[start]
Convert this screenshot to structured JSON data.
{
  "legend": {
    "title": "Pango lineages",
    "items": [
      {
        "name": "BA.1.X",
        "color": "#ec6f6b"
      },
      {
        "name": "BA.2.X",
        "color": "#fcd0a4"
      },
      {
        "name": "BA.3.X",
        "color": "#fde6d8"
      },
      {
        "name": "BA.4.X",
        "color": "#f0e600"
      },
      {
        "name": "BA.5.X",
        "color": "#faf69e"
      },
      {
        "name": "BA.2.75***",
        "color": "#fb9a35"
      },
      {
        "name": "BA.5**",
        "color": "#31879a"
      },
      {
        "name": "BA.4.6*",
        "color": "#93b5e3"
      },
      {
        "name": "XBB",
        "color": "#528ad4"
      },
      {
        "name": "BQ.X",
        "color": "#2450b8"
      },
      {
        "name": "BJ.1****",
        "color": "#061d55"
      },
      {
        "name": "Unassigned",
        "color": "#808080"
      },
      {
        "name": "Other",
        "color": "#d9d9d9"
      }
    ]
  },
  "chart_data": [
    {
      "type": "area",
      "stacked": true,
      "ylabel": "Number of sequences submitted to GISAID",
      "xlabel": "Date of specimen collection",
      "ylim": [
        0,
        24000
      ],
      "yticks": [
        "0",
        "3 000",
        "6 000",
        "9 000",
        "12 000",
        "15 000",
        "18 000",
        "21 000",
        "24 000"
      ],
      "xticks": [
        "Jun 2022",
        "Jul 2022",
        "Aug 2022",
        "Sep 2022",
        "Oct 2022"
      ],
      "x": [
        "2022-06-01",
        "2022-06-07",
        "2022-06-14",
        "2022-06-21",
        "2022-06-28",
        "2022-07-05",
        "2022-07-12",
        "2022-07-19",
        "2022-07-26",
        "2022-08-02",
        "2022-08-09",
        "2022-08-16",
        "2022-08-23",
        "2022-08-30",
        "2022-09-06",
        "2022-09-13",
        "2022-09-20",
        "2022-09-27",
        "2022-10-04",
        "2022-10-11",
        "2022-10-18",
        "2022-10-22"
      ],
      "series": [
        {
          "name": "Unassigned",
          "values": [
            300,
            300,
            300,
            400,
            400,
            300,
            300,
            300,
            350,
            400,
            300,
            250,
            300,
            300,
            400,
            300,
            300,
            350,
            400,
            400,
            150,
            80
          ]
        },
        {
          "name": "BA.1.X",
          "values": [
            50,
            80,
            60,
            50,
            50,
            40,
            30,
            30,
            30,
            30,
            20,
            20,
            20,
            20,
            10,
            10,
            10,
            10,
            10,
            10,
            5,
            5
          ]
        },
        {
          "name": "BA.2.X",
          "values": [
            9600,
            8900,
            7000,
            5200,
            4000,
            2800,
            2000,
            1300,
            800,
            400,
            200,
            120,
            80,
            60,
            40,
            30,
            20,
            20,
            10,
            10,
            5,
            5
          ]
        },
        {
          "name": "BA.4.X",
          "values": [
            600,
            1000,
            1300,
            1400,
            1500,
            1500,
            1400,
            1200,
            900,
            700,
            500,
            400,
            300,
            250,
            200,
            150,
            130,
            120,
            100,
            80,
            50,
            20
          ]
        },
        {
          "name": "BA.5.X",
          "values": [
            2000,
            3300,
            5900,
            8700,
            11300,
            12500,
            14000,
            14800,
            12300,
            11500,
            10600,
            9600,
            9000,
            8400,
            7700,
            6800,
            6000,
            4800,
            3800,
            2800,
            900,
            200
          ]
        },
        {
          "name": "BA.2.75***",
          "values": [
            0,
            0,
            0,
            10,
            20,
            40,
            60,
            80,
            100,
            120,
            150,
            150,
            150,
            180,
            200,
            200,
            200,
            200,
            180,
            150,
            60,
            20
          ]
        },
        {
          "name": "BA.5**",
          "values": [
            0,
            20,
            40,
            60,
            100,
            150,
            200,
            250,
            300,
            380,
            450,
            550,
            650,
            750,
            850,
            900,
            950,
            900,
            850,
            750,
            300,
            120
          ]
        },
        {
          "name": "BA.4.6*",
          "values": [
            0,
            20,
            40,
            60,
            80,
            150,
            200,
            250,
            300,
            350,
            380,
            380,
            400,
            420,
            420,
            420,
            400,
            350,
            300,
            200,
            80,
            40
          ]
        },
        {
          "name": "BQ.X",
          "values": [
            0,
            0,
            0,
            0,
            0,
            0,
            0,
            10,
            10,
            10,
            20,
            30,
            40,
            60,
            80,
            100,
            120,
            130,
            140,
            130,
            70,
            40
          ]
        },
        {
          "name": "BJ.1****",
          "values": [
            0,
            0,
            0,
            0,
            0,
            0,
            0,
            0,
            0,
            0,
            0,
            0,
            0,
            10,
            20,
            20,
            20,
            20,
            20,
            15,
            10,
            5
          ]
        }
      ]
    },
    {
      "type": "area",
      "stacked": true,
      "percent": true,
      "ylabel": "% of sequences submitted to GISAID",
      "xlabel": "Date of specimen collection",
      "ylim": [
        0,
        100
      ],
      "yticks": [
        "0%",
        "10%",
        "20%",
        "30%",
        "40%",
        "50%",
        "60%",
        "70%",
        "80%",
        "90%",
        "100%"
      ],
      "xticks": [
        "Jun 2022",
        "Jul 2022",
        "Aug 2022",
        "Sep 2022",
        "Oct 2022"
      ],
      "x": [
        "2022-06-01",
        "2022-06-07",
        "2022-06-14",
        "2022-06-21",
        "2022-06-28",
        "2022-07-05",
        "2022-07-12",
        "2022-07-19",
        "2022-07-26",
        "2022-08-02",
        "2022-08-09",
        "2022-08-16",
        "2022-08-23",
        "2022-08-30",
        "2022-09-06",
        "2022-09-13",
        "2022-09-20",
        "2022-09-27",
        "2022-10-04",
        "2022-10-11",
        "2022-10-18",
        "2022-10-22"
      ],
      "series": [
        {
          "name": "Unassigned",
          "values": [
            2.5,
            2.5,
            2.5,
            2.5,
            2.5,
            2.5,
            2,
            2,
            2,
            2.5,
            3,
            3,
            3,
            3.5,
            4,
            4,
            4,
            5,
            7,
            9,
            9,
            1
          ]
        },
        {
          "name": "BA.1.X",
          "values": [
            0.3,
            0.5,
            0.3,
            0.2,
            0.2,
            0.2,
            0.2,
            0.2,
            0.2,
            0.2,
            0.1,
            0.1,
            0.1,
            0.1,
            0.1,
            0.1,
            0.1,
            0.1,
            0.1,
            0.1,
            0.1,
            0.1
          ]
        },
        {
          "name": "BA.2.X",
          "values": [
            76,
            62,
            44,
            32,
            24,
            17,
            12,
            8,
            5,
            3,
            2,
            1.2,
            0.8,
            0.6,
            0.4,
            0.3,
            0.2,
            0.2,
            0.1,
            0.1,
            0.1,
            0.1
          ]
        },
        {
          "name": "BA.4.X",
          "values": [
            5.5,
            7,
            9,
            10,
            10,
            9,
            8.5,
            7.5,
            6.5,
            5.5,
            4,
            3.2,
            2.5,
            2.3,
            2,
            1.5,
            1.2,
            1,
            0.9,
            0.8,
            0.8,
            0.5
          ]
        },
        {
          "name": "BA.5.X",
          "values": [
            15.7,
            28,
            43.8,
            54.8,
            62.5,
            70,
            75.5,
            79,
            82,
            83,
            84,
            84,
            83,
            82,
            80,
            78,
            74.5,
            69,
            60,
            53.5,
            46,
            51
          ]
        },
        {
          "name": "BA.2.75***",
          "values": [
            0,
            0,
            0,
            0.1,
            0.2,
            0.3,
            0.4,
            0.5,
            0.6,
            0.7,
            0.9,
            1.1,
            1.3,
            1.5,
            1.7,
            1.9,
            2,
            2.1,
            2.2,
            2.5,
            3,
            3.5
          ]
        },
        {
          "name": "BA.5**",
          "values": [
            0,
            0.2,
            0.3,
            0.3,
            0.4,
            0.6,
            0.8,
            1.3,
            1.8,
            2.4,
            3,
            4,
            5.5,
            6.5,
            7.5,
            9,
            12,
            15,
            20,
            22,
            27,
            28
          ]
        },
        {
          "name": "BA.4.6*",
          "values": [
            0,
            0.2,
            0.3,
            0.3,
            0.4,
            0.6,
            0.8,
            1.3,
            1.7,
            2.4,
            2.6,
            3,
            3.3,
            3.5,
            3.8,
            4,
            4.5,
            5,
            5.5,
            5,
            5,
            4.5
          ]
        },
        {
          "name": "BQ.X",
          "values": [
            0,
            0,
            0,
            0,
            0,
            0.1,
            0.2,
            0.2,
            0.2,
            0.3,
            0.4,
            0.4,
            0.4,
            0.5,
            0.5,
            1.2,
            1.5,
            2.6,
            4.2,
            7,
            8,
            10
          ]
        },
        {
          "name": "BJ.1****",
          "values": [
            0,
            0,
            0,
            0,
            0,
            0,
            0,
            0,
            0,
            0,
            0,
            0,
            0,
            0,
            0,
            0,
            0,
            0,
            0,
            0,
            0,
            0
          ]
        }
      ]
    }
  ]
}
[end]
(Set exercise): Pick out all lines containing the string "submitted".

(The reply):
      "ylabel": "Number of sequences submitted to GISAID",
      "ylabel": "% of sequences submitted to GISAID",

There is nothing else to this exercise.